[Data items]
◇ ◇ ◇ ◇
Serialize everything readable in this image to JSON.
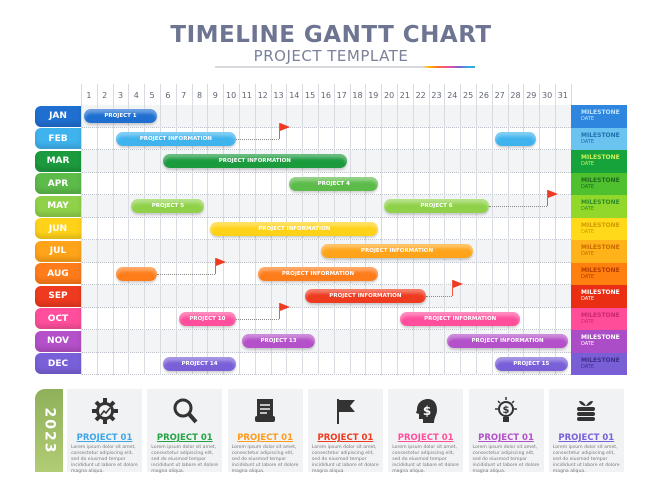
{
  "header": {
    "title": "TIMELINE GANTT CHART",
    "subtitle": "PROJECT TEMPLATE"
  },
  "days": [
    "1",
    "2",
    "3",
    "4",
    "5",
    "6",
    "7",
    "8",
    "9",
    "10",
    "11",
    "12",
    "13",
    "14",
    "15",
    "16",
    "17",
    "18",
    "19",
    "20",
    "21",
    "22",
    "23",
    "24",
    "25",
    "26",
    "27",
    "28",
    "29",
    "30",
    "31"
  ],
  "months": [
    {
      "label": "JAN",
      "color": "#1f6fd1",
      "ms": "#2e86de",
      "msText": "#bfe3ff"
    },
    {
      "label": "FEB",
      "color": "#3fb3ee",
      "ms": "#6bc3ef",
      "msText": "#1f6fb0"
    },
    {
      "label": "MAR",
      "color": "#1c9a3e",
      "ms": "#17a33b",
      "msText": "#c8f55a"
    },
    {
      "label": "APR",
      "color": "#5dbb4a",
      "ms": "#4fc12e",
      "msText": "#1d6b1d"
    },
    {
      "label": "MAY",
      "color": "#8fd24a",
      "ms": "#92d82a",
      "msText": "#2d8a2d"
    },
    {
      "label": "JUN",
      "color": "#ffd21a",
      "ms": "#ffd91a",
      "msText": "#d19a00"
    },
    {
      "label": "JUL",
      "color": "#ffa41a",
      "ms": "#ffb31a",
      "msText": "#c96a00"
    },
    {
      "label": "AUG",
      "color": "#ff7c1a",
      "ms": "#ff7f0f",
      "msText": "#b53b00"
    },
    {
      "label": "SEP",
      "color": "#ee3a1e",
      "ms": "#ea2e14",
      "msText": "#ffffff"
    },
    {
      "label": "OCT",
      "color": "#ff4f9c",
      "ms": "#ff4d9a",
      "msText": "#c8286a"
    },
    {
      "label": "NOV",
      "color": "#b450c9",
      "ms": "#ab4dc6",
      "msText": "#ffffff"
    },
    {
      "label": "DEC",
      "color": "#7a60d8",
      "ms": "#7a5ed6",
      "msText": "#3f2d8c"
    }
  ],
  "milestone": {
    "line1": "MILESTONE",
    "line2": "DATE"
  },
  "bars": [
    {
      "month": 0,
      "start": 1,
      "end": 5,
      "label": "PROJECT 1"
    },
    {
      "month": 1,
      "start": 3,
      "end": 10,
      "label": "PROJECT INFORMATION",
      "flag": 13
    },
    {
      "month": 1,
      "start": 27,
      "end": 29,
      "label": ""
    },
    {
      "month": 2,
      "start": 6,
      "end": 17,
      "label": "PROJECT INFORMATION"
    },
    {
      "month": 3,
      "start": 14,
      "end": 19,
      "label": "PROJECT 4"
    },
    {
      "month": 4,
      "start": 4,
      "end": 8,
      "label": "PROJECT 5"
    },
    {
      "month": 4,
      "start": 20,
      "end": 26,
      "label": "PROJECT 6",
      "flag": 30
    },
    {
      "month": 5,
      "start": 9,
      "end": 19,
      "label": "PROJECT INFORMATION"
    },
    {
      "month": 6,
      "start": 16,
      "end": 25,
      "label": "PROJECT INFORMATION"
    },
    {
      "month": 7,
      "start": 3,
      "end": 5,
      "label": "",
      "flag": 9
    },
    {
      "month": 7,
      "start": 12,
      "end": 19,
      "label": "PROJECT INFORMATION"
    },
    {
      "month": 8,
      "start": 15,
      "end": 22,
      "label": "PROJECT INFORMATION",
      "flag": 24
    },
    {
      "month": 9,
      "start": 7,
      "end": 10,
      "label": "PROJECT 10",
      "flag": 13
    },
    {
      "month": 9,
      "start": 21,
      "end": 28,
      "label": "PROJECT INFORMATION"
    },
    {
      "month": 10,
      "start": 11,
      "end": 15,
      "label": "PROJECT 13"
    },
    {
      "month": 10,
      "start": 24,
      "end": 31,
      "label": "PROJECT INFORMATION"
    },
    {
      "month": 11,
      "start": 6,
      "end": 10,
      "label": "PROJECT 14"
    },
    {
      "month": 11,
      "start": 27,
      "end": 31,
      "label": "PROJECT 15"
    }
  ],
  "year": "2023",
  "cards": [
    {
      "icon": "gear-chart",
      "title": "PROJECT 01",
      "color": "#3fa6e6",
      "text": "Lorem ipsum dolor sit amet, consectetur adipiscing elit, sed do eiusmod tempor incididunt ut labore et dolore magna aliqua."
    },
    {
      "icon": "search",
      "title": "PROJECT 01",
      "color": "#25a244",
      "text": "Lorem ipsum dolor sit amet, consectetur adipiscing elit, sed do eiusmod tempor incididunt ut labore et dolore magna aliqua."
    },
    {
      "icon": "scroll",
      "title": "PROJECT 01",
      "color": "#ff9a1a",
      "text": "Lorem ipsum dolor sit amet, consectetur adipiscing elit, sed do eiusmod tempor incididunt ut labore et dolore magna aliqua."
    },
    {
      "icon": "flag",
      "title": "PROJECT 01",
      "color": "#ee3a1e",
      "text": "Lorem ipsum dolor sit amet, consectetur adipiscing elit, sed do eiusmod tempor incididunt ut labore et dolore magna aliqua."
    },
    {
      "icon": "head-dollar",
      "title": "PROJECT 01",
      "color": "#ff4f9c",
      "text": "Lorem ipsum dolor sit amet, consectetur adipiscing elit, sed do eiusmod tempor incididunt ut labore et dolore magna aliqua."
    },
    {
      "icon": "lightbulb-dollar",
      "title": "PROJECT 01",
      "color": "#b450c9",
      "text": "Lorem ipsum dolor sit amet, consectetur adipiscing elit, sed do eiusmod tempor incididunt ut labore et dolore magna aliqua."
    },
    {
      "icon": "coins-plant",
      "title": "PROJECT 01",
      "color": "#7a60d8",
      "text": "Lorem ipsum dolor sit amet, consectetur adipiscing elit, sed do eiusmod tempor incididunt ut labore et dolore magna aliqua."
    }
  ]
}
◇ ◇ ◇ ◇
Quote the records in their entirety, keeping the wording exact and excluding pictures.

Task response =>
Serialize everything readable in this image to JSON.
{
  "header": {
    "title": "TIMELINE GANTT CHART",
    "subtitle": "PROJECT TEMPLATE"
  },
  "days": [
    "1",
    "2",
    "3",
    "4",
    "5",
    "6",
    "7",
    "8",
    "9",
    "10",
    "11",
    "12",
    "13",
    "14",
    "15",
    "16",
    "17",
    "18",
    "19",
    "20",
    "21",
    "22",
    "23",
    "24",
    "25",
    "26",
    "27",
    "28",
    "29",
    "30",
    "31"
  ],
  "months": [
    {
      "label": "JAN",
      "color": "#1f6fd1",
      "ms": "#2e86de",
      "msText": "#bfe3ff"
    },
    {
      "label": "FEB",
      "color": "#3fb3ee",
      "ms": "#6bc3ef",
      "msText": "#1f6fb0"
    },
    {
      "label": "MAR",
      "color": "#1c9a3e",
      "ms": "#17a33b",
      "msText": "#c8f55a"
    },
    {
      "label": "APR",
      "color": "#5dbb4a",
      "ms": "#4fc12e",
      "msText": "#1d6b1d"
    },
    {
      "label": "MAY",
      "color": "#8fd24a",
      "ms": "#92d82a",
      "msText": "#2d8a2d"
    },
    {
      "label": "JUN",
      "color": "#ffd21a",
      "ms": "#ffd91a",
      "msText": "#d19a00"
    },
    {
      "label": "JUL",
      "color": "#ffa41a",
      "ms": "#ffb31a",
      "msText": "#c96a00"
    },
    {
      "label": "AUG",
      "color": "#ff7c1a",
      "ms": "#ff7f0f",
      "msText": "#b53b00"
    },
    {
      "label": "SEP",
      "color": "#ee3a1e",
      "ms": "#ea2e14",
      "msText": "#ffffff"
    },
    {
      "label": "OCT",
      "color": "#ff4f9c",
      "ms": "#ff4d9a",
      "msText": "#c8286a"
    },
    {
      "label": "NOV",
      "color": "#b450c9",
      "ms": "#ab4dc6",
      "msText": "#ffffff"
    },
    {
      "label": "DEC",
      "color": "#7a60d8",
      "ms": "#7a5ed6",
      "msText": "#3f2d8c"
    }
  ],
  "milestone": {
    "line1": "MILESTONE",
    "line2": "DATE"
  },
  "bars": [
    {
      "month": 0,
      "start": 1,
      "end": 5,
      "label": "PROJECT 1"
    },
    {
      "month": 1,
      "start": 3,
      "end": 10,
      "label": "PROJECT INFORMATION",
      "flag": 13
    },
    {
      "month": 1,
      "start": 27,
      "end": 29,
      "label": ""
    },
    {
      "month": 2,
      "start": 6,
      "end": 17,
      "label": "PROJECT INFORMATION"
    },
    {
      "month": 3,
      "start": 14,
      "end": 19,
      "label": "PROJECT 4"
    },
    {
      "month": 4,
      "start": 4,
      "end": 8,
      "label": "PROJECT 5"
    },
    {
      "month": 4,
      "start": 20,
      "end": 26,
      "label": "PROJECT 6",
      "flag": 30
    },
    {
      "month": 5,
      "start": 9,
      "end": 19,
      "label": "PROJECT INFORMATION"
    },
    {
      "month": 6,
      "start": 16,
      "end": 25,
      "label": "PROJECT INFORMATION"
    },
    {
      "month": 7,
      "start": 3,
      "end": 5,
      "label": "",
      "flag": 9
    },
    {
      "month": 7,
      "start": 12,
      "end": 19,
      "label": "PROJECT INFORMATION"
    },
    {
      "month": 8,
      "start": 15,
      "end": 22,
      "label": "PROJECT INFORMATION",
      "flag": 24
    },
    {
      "month": 9,
      "start": 7,
      "end": 10,
      "label": "PROJECT 10",
      "flag": 13
    },
    {
      "month": 9,
      "start": 21,
      "end": 28,
      "label": "PROJECT INFORMATION"
    },
    {
      "month": 10,
      "start": 11,
      "end": 15,
      "label": "PROJECT 13"
    },
    {
      "month": 10,
      "start": 24,
      "end": 31,
      "label": "PROJECT INFORMATION"
    },
    {
      "month": 11,
      "start": 6,
      "end": 10,
      "label": "PROJECT 14"
    },
    {
      "month": 11,
      "start": 27,
      "end": 31,
      "label": "PROJECT 15"
    }
  ],
  "year": "2023",
  "cards": [
    {
      "icon": "gear-chart",
      "title": "PROJECT 01",
      "color": "#3fa6e6",
      "text": "Lorem ipsum dolor sit amet, consectetur adipiscing elit, sed do eiusmod tempor incididunt ut labore et dolore magna aliqua."
    },
    {
      "icon": "search",
      "title": "PROJECT 01",
      "color": "#25a244",
      "text": "Lorem ipsum dolor sit amet, consectetur adipiscing elit, sed do eiusmod tempor incididunt ut labore et dolore magna aliqua."
    },
    {
      "icon": "scroll",
      "title": "PROJECT 01",
      "color": "#ff9a1a",
      "text": "Lorem ipsum dolor sit amet, consectetur adipiscing elit, sed do eiusmod tempor incididunt ut labore et dolore magna aliqua."
    },
    {
      "icon": "flag",
      "title": "PROJECT 01",
      "color": "#ee3a1e",
      "text": "Lorem ipsum dolor sit amet, consectetur adipiscing elit, sed do eiusmod tempor incididunt ut labore et dolore magna aliqua."
    },
    {
      "icon": "head-dollar",
      "title": "PROJECT 01",
      "color": "#ff4f9c",
      "text": "Lorem ipsum dolor sit amet, consectetur adipiscing elit, sed do eiusmod tempor incididunt ut labore et dolore magna aliqua."
    },
    {
      "icon": "lightbulb-dollar",
      "title": "PROJECT 01",
      "color": "#b450c9",
      "text": "Lorem ipsum dolor sit amet, consectetur adipiscing elit, sed do eiusmod tempor incididunt ut labore et dolore magna aliqua."
    },
    {
      "icon": "coins-plant",
      "title": "PROJECT 01",
      "color": "#7a60d8",
      "text": "Lorem ipsum dolor sit amet, consectetur adipiscing elit, sed do eiusmod tempor incididunt ut labore et dolore magna aliqua."
    }
  ]
}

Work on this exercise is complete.